■ RAW DATA:

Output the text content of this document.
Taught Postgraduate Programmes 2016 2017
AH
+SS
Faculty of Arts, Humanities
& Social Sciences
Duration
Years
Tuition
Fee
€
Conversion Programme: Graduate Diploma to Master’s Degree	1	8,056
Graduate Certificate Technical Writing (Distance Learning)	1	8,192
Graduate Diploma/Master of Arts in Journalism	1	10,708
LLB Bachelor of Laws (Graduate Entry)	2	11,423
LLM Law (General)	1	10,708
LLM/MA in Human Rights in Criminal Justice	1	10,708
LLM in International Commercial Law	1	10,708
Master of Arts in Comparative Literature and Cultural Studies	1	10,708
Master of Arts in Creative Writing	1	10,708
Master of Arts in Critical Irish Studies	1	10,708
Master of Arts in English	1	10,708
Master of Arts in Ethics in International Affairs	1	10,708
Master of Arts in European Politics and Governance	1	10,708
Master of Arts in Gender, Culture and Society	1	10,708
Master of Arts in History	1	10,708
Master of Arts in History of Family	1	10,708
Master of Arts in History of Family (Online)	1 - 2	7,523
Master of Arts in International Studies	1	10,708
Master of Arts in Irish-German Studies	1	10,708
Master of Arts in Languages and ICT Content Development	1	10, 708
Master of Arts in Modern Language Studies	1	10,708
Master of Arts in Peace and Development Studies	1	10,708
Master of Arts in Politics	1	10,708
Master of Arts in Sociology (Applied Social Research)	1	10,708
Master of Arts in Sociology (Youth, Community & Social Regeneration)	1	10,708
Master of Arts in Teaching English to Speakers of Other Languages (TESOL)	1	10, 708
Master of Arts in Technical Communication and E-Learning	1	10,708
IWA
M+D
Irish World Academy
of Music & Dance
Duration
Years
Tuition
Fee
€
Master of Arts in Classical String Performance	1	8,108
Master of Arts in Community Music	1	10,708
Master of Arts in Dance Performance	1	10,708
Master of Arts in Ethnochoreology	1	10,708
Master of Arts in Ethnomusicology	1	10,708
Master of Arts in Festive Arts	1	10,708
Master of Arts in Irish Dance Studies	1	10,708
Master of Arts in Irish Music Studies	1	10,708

■ YOUR OBJECTIVE: Copy the entries above exactly, leaving none out.

■ WRITTEN SOLUTION:
Output the text content of this document.
Taught Postgraduate Programmes 2016 2017
AH
+SS
Faculty of Arts, Humanities
& Social Sciences
Duration
Years
Tuition
Fee
€
Conversion Programme: Graduate Diploma to Master’s Degree	1	8,056
Graduate Certificate Technical Writing (Distance Learning)	1	8,192
Graduate Diploma/Master of Arts in Journalism	1	10,708
LLB Bachelor of Laws (Graduate Entry)	2	11,423
LLM Law (General)	1	10,708
LLM/MA in Human Rights in Criminal Justice	1	10,708
LLM in International Commercial Law	1	10,708
Master of Arts in Comparative Literature and Cultural Studies	1	10,708
Master of Arts in Creative Writing	1	10,708
Master of Arts in Critical Irish Studies	1	10,708
Master of Arts in English	1	10,708
Master of Arts in Ethics in International Affairs	1	10,708
Master of Arts in European Politics and Governance	1	10,708
Master of Arts in Gender, Culture and Society	1	10,708
Master of Arts in History	1	10,708
Master of Arts in History of Family	1	10,708
Master of Arts in History of Family (Online)	1 - 2	7,523
Master of Arts in International Studies	1	10,708
Master of Arts in Irish-German Studies	1	10,708
Master of Arts in Languages and ICT Content Development	1	10, 708
Master of Arts in Modern Language Studies	1	10,708
Master of Arts in Peace and Development Studies	1	10,708
Master of Arts in Politics	1	10,708
Master of Arts in Sociology (Applied Social Research)	1	10,708
Master of Arts in Sociology (Youth, Community & Social Regeneration)	1	10,708
Master of Arts in Teaching English to Speakers of Other Languages (TESOL)	1	10, 708
Master of Arts in Technical Communication and E-Learning	1	10,708
IWA
M+D
Irish World Academy
of Music & Dance
Duration
Years
Tuition
Fee
€
Master of Arts in Classical String Performance	1	8,108
Master of Arts in Community Music	1	10,708
Master of Arts in Dance Performance	1	10,708
Master of Arts in Ethnochoreology	1	10,708
Master of Arts in Ethnomusicology	1	10,708
Master of Arts in Festive Arts	1	10,708
Master of Arts in Irish Dance Studies	1	10,708
Master of Arts in Irish Music Studies	1	10,708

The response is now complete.